Your task is to extract every entry that follows word for word while excluding the pictures.

Record list |
- - - -

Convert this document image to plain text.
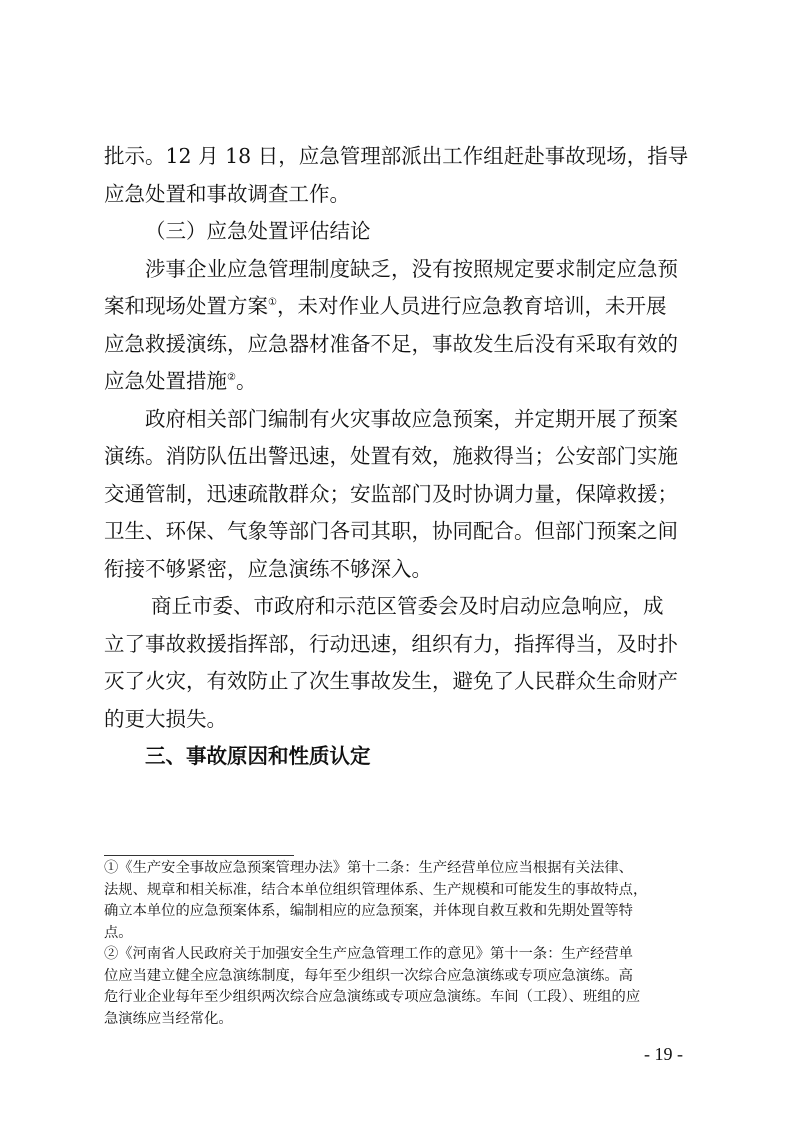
批示。12 月 18 日，应急管理部派出工作组赶赴事故现场，指导
应急处置和事故调查工作。
（三）应急处置评估结论
涉事企业应急管理制度缺乏，没有按照规定要求制定应急预
案和现场处置方案①，未对作业人员进行应急教育培训，未开展
应急救援演练，应急器材准备不足，事故发生后没有采取有效的
应急处置措施②。
政府相关部门编制有火灾事故应急预案，并定期开展了预案
演练。消防队伍出警迅速，处置有效，施救得当；公安部门实施
交通管制，迅速疏散群众；安监部门及时协调力量，保障救援；
卫生、环保、气象等部门各司其职，协同配合。但部门预案之间
衔接不够紧密，应急演练不够深入。
商丘市委、市政府和示范区管委会及时启动应急响应，成
立了事故救援指挥部，行动迅速，组织有力，指挥得当，及时扑
灭了火灾，有效防止了次生事故发生，避免了人民群众生命财产
的更大损失。
三、事故原因和性质认定
①《生产安全事故应急预案管理办法》第十二条：生产经营单位应当根据有关法律、
法规、规章和相关标准，结合本单位组织管理体系、生产规模和可能发生的事故特点，
确立本单位的应急预案体系，编制相应的应急预案，并体现自救互救和先期处置等特
点。
②《河南省人民政府关于加强安全生产应急管理工作的意见》第十一条：生产经营单
位应当建立健全应急演练制度，每年至少组织一次综合应急演练或专项应急演练。高
危行业企业每年至少组织两次综合应急演练或专项应急演练。车间（工段）、班组的应
急演练应当经常化。
- 19 -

- - - -

In response |
Convert this document image to plain text.
批示。12 月 18 日，应急管理部派出工作组赶赴事故现场，指导
应急处置和事故调查工作。
（三）应急处置评估结论
涉事企业应急管理制度缺乏，没有按照规定要求制定应急预
案和现场处置方案①，未对作业人员进行应急教育培训，未开展
应急救援演练，应急器材准备不足，事故发生后没有采取有效的
应急处置措施②。
政府相关部门编制有火灾事故应急预案，并定期开展了预案
演练。消防队伍出警迅速，处置有效，施救得当；公安部门实施
交通管制，迅速疏散群众；安监部门及时协调力量，保障救援；
卫生、环保、气象等部门各司其职，协同配合。但部门预案之间
衔接不够紧密，应急演练不够深入。
商丘市委、市政府和示范区管委会及时启动应急响应，成
立了事故救援指挥部，行动迅速，组织有力，指挥得当，及时扑
灭了火灾，有效防止了次生事故发生，避免了人民群众生命财产
的更大损失。
三、事故原因和性质认定
①《生产安全事故应急预案管理办法》第十二条：生产经营单位应当根据有关法律、
法规、规章和相关标准，结合本单位组织管理体系、生产规模和可能发生的事故特点，
确立本单位的应急预案体系，编制相应的应急预案，并体现自救互救和先期处置等特
点。
②《河南省人民政府关于加强安全生产应急管理工作的意见》第十一条：生产经营单
位应当建立健全应急演练制度，每年至少组织一次综合应急演练或专项应急演练。高
危行业企业每年至少组织两次综合应急演练或专项应急演练。车间（工段）、班组的应
急演练应当经常化。
- 19 -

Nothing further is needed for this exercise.